Short problem - Find how many lines hold the word "ylabel" and give that number only.

Rows from a figure dataset -
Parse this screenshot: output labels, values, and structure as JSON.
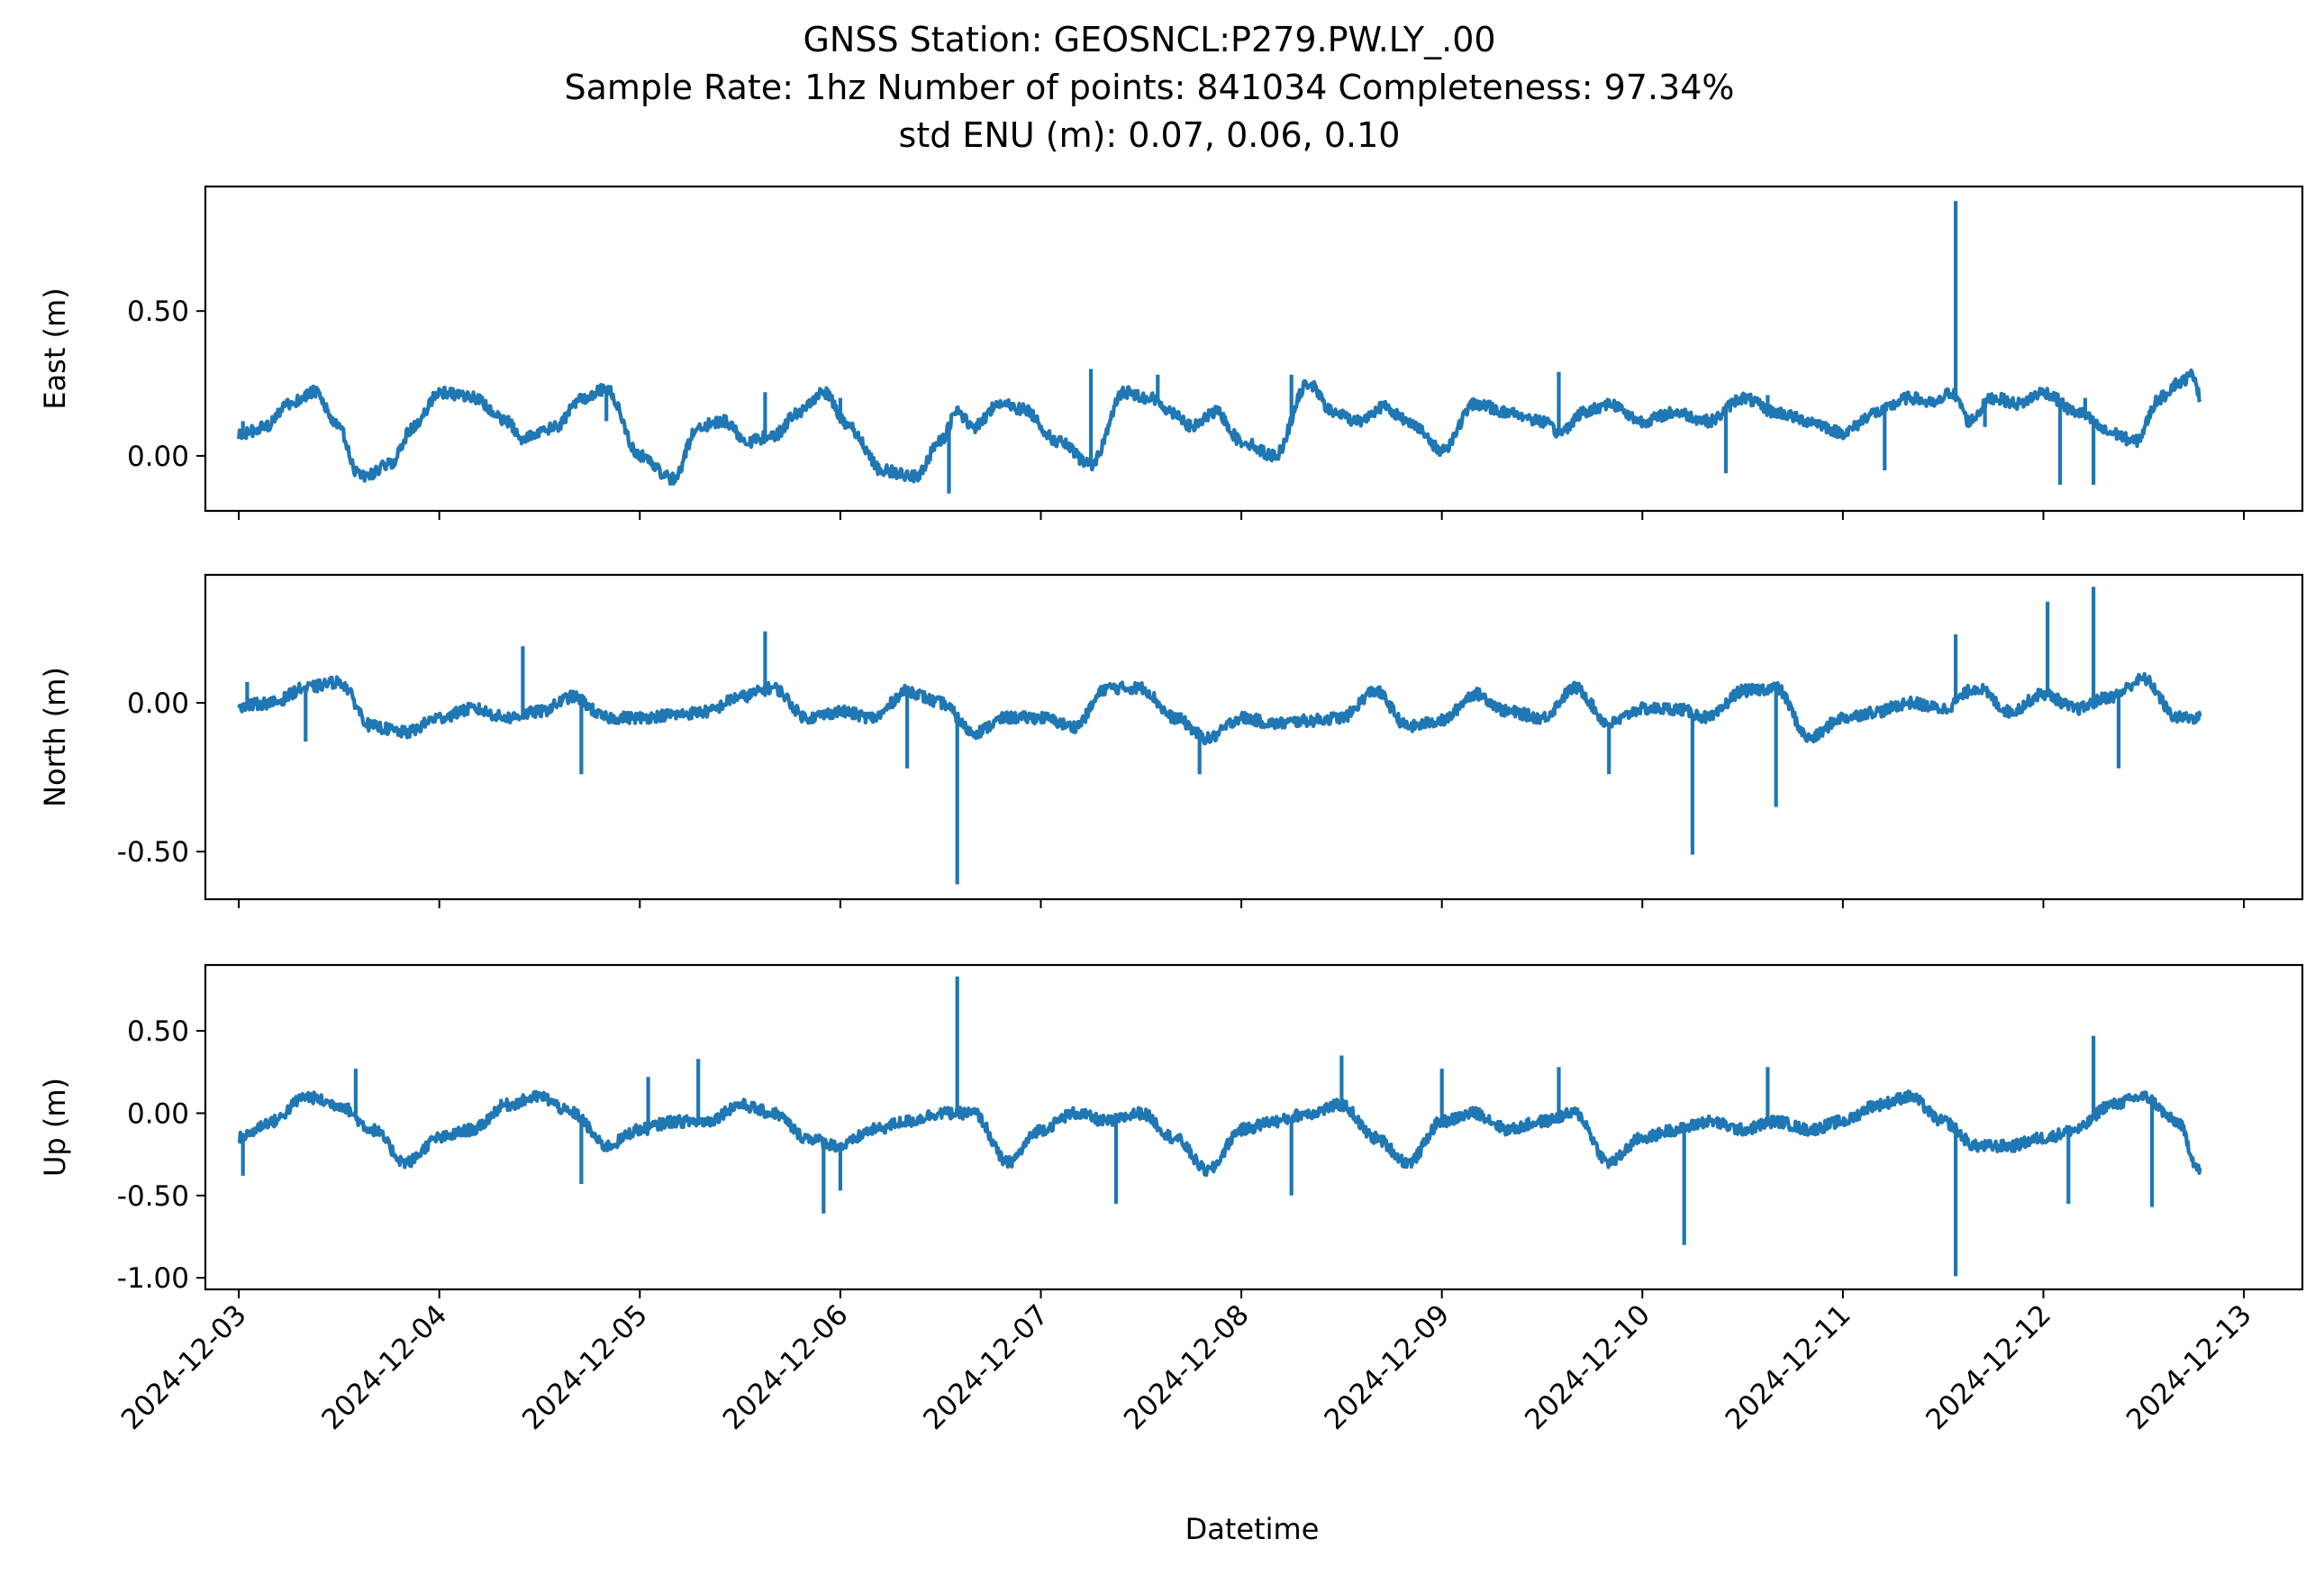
{
  "figure": {
    "title_lines": [
      "GNSS Station: GEOSNCL:P279.PW.LY_.00",
      "Sample Rate: 1hz   Number of points: 841034    Completeness:  97.34%",
      "std ENU (m):  0.07, 0.06, 0.10"
    ],
    "line_color": "#1f77b4"
  },
  "chart_data": {
    "type": "line",
    "shared_x": true,
    "xlabel": "Datetime",
    "x_ticks": [
      "2024-12-03",
      "2024-12-04",
      "2024-12-05",
      "2024-12-06",
      "2024-12-07",
      "2024-12-08",
      "2024-12-09",
      "2024-12-10",
      "2024-12-11",
      "2024-12-12",
      "2024-12-13"
    ],
    "xlim": [
      "2024-12-02T20:00",
      "2024-12-13T07:00"
    ],
    "x_data_range": [
      "2024-12-03T00:00",
      "2024-12-12T18:45"
    ],
    "panels": [
      {
        "ylabel": "East (m)",
        "ylim": [
          -0.19,
          0.93
        ],
        "yticks": [
          0.0,
          0.5
        ],
        "ytick_labels": [
          "0.00",
          "0.50"
        ],
        "x": [
          "2024-12-03T00:00",
          "2024-12-03T03:00",
          "2024-12-03T06:00",
          "2024-12-03T09:00",
          "2024-12-03T12:00",
          "2024-12-03T14:00",
          "2024-12-03T15:00",
          "2024-12-03T18:00",
          "2024-12-03T21:00",
          "2024-12-04T00:00",
          "2024-12-04T04:00",
          "2024-12-04T08:00",
          "2024-12-04T10:00",
          "2024-12-04T12:00",
          "2024-12-04T14:00",
          "2024-12-04T17:00",
          "2024-12-04T20:00",
          "2024-12-05T00:00",
          "2024-12-05T04:00",
          "2024-12-05T07:00",
          "2024-12-05T10:00",
          "2024-12-05T13:00",
          "2024-12-05T16:00",
          "2024-12-05T19:00",
          "2024-12-05T22:00",
          "2024-12-06T01:00",
          "2024-12-06T05:00",
          "2024-12-06T09:00",
          "2024-12-06T12:00",
          "2024-12-06T14:00",
          "2024-12-06T16:00",
          "2024-12-06T19:00",
          "2024-12-06T22:00",
          "2024-12-07T02:00",
          "2024-12-07T06:00",
          "2024-12-07T10:00",
          "2024-12-07T13:00",
          "2024-12-07T16:00",
          "2024-12-07T18:00",
          "2024-12-07T21:00",
          "2024-12-08T00:00",
          "2024-12-08T04:00",
          "2024-12-08T08:00",
          "2024-12-08T11:00",
          "2024-12-08T14:00",
          "2024-12-08T17:00",
          "2024-12-08T20:00",
          "2024-12-09T00:00",
          "2024-12-09T04:00",
          "2024-12-09T08:00",
          "2024-12-09T12:00",
          "2024-12-09T14:00",
          "2024-12-09T17:00",
          "2024-12-09T20:00",
          "2024-12-10T00:00",
          "2024-12-10T04:00",
          "2024-12-10T08:00",
          "2024-12-10T12:00",
          "2024-12-10T16:00",
          "2024-12-10T20:00",
          "2024-12-11T00:00",
          "2024-12-11T04:00",
          "2024-12-11T08:00",
          "2024-12-11T11:00",
          "2024-12-11T13:00",
          "2024-12-11T14:00",
          "2024-12-11T15:00",
          "2024-12-11T18:00",
          "2024-12-11T21:00",
          "2024-12-12T00:00",
          "2024-12-12T04:00",
          "2024-12-12T08:00",
          "2024-12-12T11:00",
          "2024-12-12T14:00",
          "2024-12-12T16:00",
          "2024-12-12T18:00",
          "2024-12-12T18:45"
        ],
        "values": [
          0.07,
          0.1,
          0.18,
          0.22,
          0.1,
          -0.05,
          -0.07,
          -0.03,
          0.1,
          0.22,
          0.2,
          0.12,
          0.06,
          0.08,
          0.1,
          0.2,
          0.23,
          0.0,
          -0.08,
          0.1,
          0.12,
          0.05,
          0.07,
          0.15,
          0.22,
          0.1,
          -0.05,
          -0.07,
          0.05,
          0.15,
          0.1,
          0.18,
          0.16,
          0.05,
          -0.03,
          0.22,
          0.2,
          0.15,
          0.1,
          0.15,
          0.05,
          0.0,
          0.25,
          0.15,
          0.12,
          0.17,
          0.12,
          0.02,
          0.18,
          0.15,
          0.12,
          0.08,
          0.15,
          0.18,
          0.12,
          0.15,
          0.12,
          0.2,
          0.15,
          0.12,
          0.08,
          0.15,
          0.2,
          0.18,
          0.22,
          0.18,
          0.12,
          0.2,
          0.18,
          0.22,
          0.15,
          0.08,
          0.05,
          0.2,
          0.25,
          0.28,
          0.2
        ],
        "spikes": [
          {
            "x": "2024-12-03T00:30",
            "y": 0.12
          },
          {
            "x": "2024-12-04T20:00",
            "y": 0.12
          },
          {
            "x": "2024-12-05T15:00",
            "y": 0.22
          },
          {
            "x": "2024-12-06T13:00",
            "y": -0.13
          },
          {
            "x": "2024-12-06T00:00",
            "y": 0.2
          },
          {
            "x": "2024-12-07T06:00",
            "y": 0.3
          },
          {
            "x": "2024-12-07T14:00",
            "y": 0.28
          },
          {
            "x": "2024-12-08T06:00",
            "y": 0.28
          },
          {
            "x": "2024-12-09T14:00",
            "y": 0.29
          },
          {
            "x": "2024-12-10T10:00",
            "y": -0.06
          },
          {
            "x": "2024-12-10T15:00",
            "y": 0.21
          },
          {
            "x": "2024-12-11T05:00",
            "y": -0.05
          },
          {
            "x": "2024-12-11T13:30",
            "y": 0.88
          },
          {
            "x": "2024-12-11T17:00",
            "y": 0.1
          },
          {
            "x": "2024-12-12T02:00",
            "y": -0.1
          },
          {
            "x": "2024-12-12T05:00",
            "y": 0.2
          },
          {
            "x": "2024-12-12T06:00",
            "y": -0.1
          }
        ]
      },
      {
        "ylabel": "North (m)",
        "ylim": [
          -0.66,
          0.43
        ],
        "yticks": [
          0.0,
          -0.5
        ],
        "ytick_labels": [
          "0.00",
          "-0.50"
        ],
        "x": [
          "2024-12-03T00:00",
          "2024-12-03T04:00",
          "2024-12-03T08:00",
          "2024-12-03T12:00",
          "2024-12-03T16:00",
          "2024-12-03T20:00",
          "2024-12-04T00:00",
          "2024-12-04T04:00",
          "2024-12-04T08:00",
          "2024-12-04T12:00",
          "2024-12-04T16:00",
          "2024-12-04T20:00",
          "2024-12-05T00:00",
          "2024-12-05T04:00",
          "2024-12-05T08:00",
          "2024-12-05T12:00",
          "2024-12-05T16:00",
          "2024-12-05T20:00",
          "2024-12-06T00:00",
          "2024-12-06T04:00",
          "2024-12-06T08:00",
          "2024-12-06T12:00",
          "2024-12-06T16:00",
          "2024-12-06T20:00",
          "2024-12-07T00:00",
          "2024-12-07T04:00",
          "2024-12-07T08:00",
          "2024-12-07T12:00",
          "2024-12-07T16:00",
          "2024-12-07T20:00",
          "2024-12-08T00:00",
          "2024-12-08T04:00",
          "2024-12-08T08:00",
          "2024-12-08T12:00",
          "2024-12-08T16:00",
          "2024-12-08T20:00",
          "2024-12-09T00:00",
          "2024-12-09T04:00",
          "2024-12-09T08:00",
          "2024-12-09T12:00",
          "2024-12-09T16:00",
          "2024-12-09T20:00",
          "2024-12-10T00:00",
          "2024-12-10T04:00",
          "2024-12-10T08:00",
          "2024-12-10T12:00",
          "2024-12-10T16:00",
          "2024-12-10T20:00",
          "2024-12-11T00:00",
          "2024-12-11T04:00",
          "2024-12-11T08:00",
          "2024-12-11T12:00",
          "2024-12-11T16:00",
          "2024-12-11T20:00",
          "2024-12-12T00:00",
          "2024-12-12T04:00",
          "2024-12-12T08:00",
          "2024-12-12T12:00",
          "2024-12-12T16:00",
          "2024-12-12T18:45"
        ],
        "values": [
          -0.01,
          0.0,
          0.05,
          0.07,
          -0.08,
          -0.1,
          -0.05,
          -0.02,
          -0.05,
          -0.03,
          0.02,
          -0.05,
          -0.05,
          -0.04,
          -0.03,
          0.02,
          0.05,
          -0.05,
          -0.03,
          -0.05,
          0.04,
          0.0,
          -0.1,
          -0.05,
          -0.05,
          -0.08,
          0.05,
          0.05,
          -0.05,
          -0.12,
          -0.05,
          -0.07,
          -0.06,
          -0.05,
          0.04,
          -0.08,
          -0.06,
          0.03,
          -0.03,
          -0.05,
          0.05,
          -0.07,
          -0.02,
          -0.02,
          -0.05,
          0.04,
          0.05,
          -0.12,
          -0.05,
          -0.03,
          0.0,
          -0.02,
          0.05,
          -0.03,
          0.03,
          -0.02,
          0.02,
          0.08,
          -0.05,
          -0.05
        ],
        "spikes": [
          {
            "x": "2024-12-03T01:00",
            "y": 0.07
          },
          {
            "x": "2024-12-03T08:00",
            "y": -0.13
          },
          {
            "x": "2024-12-04T10:00",
            "y": 0.19
          },
          {
            "x": "2024-12-04T17:00",
            "y": -0.24
          },
          {
            "x": "2024-12-05T15:00",
            "y": 0.24
          },
          {
            "x": "2024-12-06T08:00",
            "y": -0.22
          },
          {
            "x": "2024-12-06T14:00",
            "y": -0.61
          },
          {
            "x": "2024-12-07T19:00",
            "y": -0.24
          },
          {
            "x": "2024-12-09T20:00",
            "y": -0.24
          },
          {
            "x": "2024-12-10T06:00",
            "y": -0.51
          },
          {
            "x": "2024-12-10T16:00",
            "y": -0.35
          },
          {
            "x": "2024-12-11T13:30",
            "y": 0.23
          },
          {
            "x": "2024-12-12T00:30",
            "y": 0.34
          },
          {
            "x": "2024-12-12T06:00",
            "y": 0.39
          },
          {
            "x": "2024-12-12T09:00",
            "y": -0.22
          }
        ]
      },
      {
        "ylabel": "Up (m)",
        "ylim": [
          -1.07,
          0.9
        ],
        "yticks": [
          0.5,
          0.0,
          -0.5,
          -1.0
        ],
        "ytick_labels": [
          "0.50",
          "0.00",
          "-0.50",
          "-1.00"
        ],
        "x": [
          "2024-12-03T00:00",
          "2024-12-03T04:00",
          "2024-12-03T08:00",
          "2024-12-03T12:00",
          "2024-12-03T16:00",
          "2024-12-03T20:00",
          "2024-12-04T00:00",
          "2024-12-04T04:00",
          "2024-12-04T08:00",
          "2024-12-04T12:00",
          "2024-12-04T16:00",
          "2024-12-04T20:00",
          "2024-12-05T00:00",
          "2024-12-05T04:00",
          "2024-12-05T08:00",
          "2024-12-05T12:00",
          "2024-12-05T16:00",
          "2024-12-05T20:00",
          "2024-12-06T00:00",
          "2024-12-06T04:00",
          "2024-12-06T08:00",
          "2024-12-06T12:00",
          "2024-12-06T16:00",
          "2024-12-06T20:00",
          "2024-12-07T00:00",
          "2024-12-07T04:00",
          "2024-12-07T08:00",
          "2024-12-07T12:00",
          "2024-12-07T16:00",
          "2024-12-07T20:00",
          "2024-12-08T00:00",
          "2024-12-08T04:00",
          "2024-12-08T08:00",
          "2024-12-08T12:00",
          "2024-12-08T16:00",
          "2024-12-08T20:00",
          "2024-12-09T00:00",
          "2024-12-09T04:00",
          "2024-12-09T08:00",
          "2024-12-09T12:00",
          "2024-12-09T16:00",
          "2024-12-09T20:00",
          "2024-12-10T00:00",
          "2024-12-10T04:00",
          "2024-12-10T08:00",
          "2024-12-10T12:00",
          "2024-12-10T16:00",
          "2024-12-10T20:00",
          "2024-12-11T00:00",
          "2024-12-11T04:00",
          "2024-12-11T08:00",
          "2024-12-11T12:00",
          "2024-12-11T16:00",
          "2024-12-11T20:00",
          "2024-12-12T00:00",
          "2024-12-12T04:00",
          "2024-12-12T08:00",
          "2024-12-12T12:00",
          "2024-12-12T16:00",
          "2024-12-12T18:45"
        ],
        "values": [
          -0.15,
          -0.05,
          0.1,
          0.05,
          -0.1,
          -0.3,
          -0.15,
          -0.1,
          0.05,
          0.1,
          0.0,
          -0.2,
          -0.1,
          -0.05,
          -0.05,
          0.05,
          0.0,
          -0.15,
          -0.2,
          -0.1,
          -0.05,
          0.0,
          0.0,
          -0.3,
          -0.1,
          0.0,
          -0.05,
          0.0,
          -0.15,
          -0.35,
          -0.1,
          -0.05,
          0.0,
          0.05,
          -0.15,
          -0.3,
          -0.05,
          0.0,
          -0.1,
          -0.05,
          0.0,
          -0.3,
          -0.15,
          -0.1,
          -0.05,
          -0.1,
          -0.05,
          -0.1,
          -0.05,
          0.05,
          0.1,
          -0.05,
          -0.2,
          -0.2,
          -0.15,
          -0.1,
          0.05,
          0.1,
          -0.05,
          -0.35
        ],
        "spikes": [
          {
            "x": "2024-12-03T00:30",
            "y": -0.38
          },
          {
            "x": "2024-12-03T14:00",
            "y": 0.27
          },
          {
            "x": "2024-12-04T17:00",
            "y": -0.43
          },
          {
            "x": "2024-12-05T01:00",
            "y": 0.22
          },
          {
            "x": "2024-12-05T07:00",
            "y": 0.33
          },
          {
            "x": "2024-12-05T22:00",
            "y": -0.61
          },
          {
            "x": "2024-12-06T00:00",
            "y": -0.47
          },
          {
            "x": "2024-12-06T14:00",
            "y": 0.83
          },
          {
            "x": "2024-12-07T09:00",
            "y": -0.55
          },
          {
            "x": "2024-12-08T06:00",
            "y": -0.5
          },
          {
            "x": "2024-12-08T12:00",
            "y": 0.35
          },
          {
            "x": "2024-12-09T00:00",
            "y": 0.27
          },
          {
            "x": "2024-12-09T14:00",
            "y": 0.28
          },
          {
            "x": "2024-12-10T05:00",
            "y": -0.8
          },
          {
            "x": "2024-12-10T15:00",
            "y": 0.28
          },
          {
            "x": "2024-12-11T13:30",
            "y": -0.99
          },
          {
            "x": "2024-12-12T03:00",
            "y": -0.55
          },
          {
            "x": "2024-12-12T06:00",
            "y": 0.47
          },
          {
            "x": "2024-12-12T13:00",
            "y": -0.57
          }
        ]
      }
    ]
  }
}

Response to this exercise - 3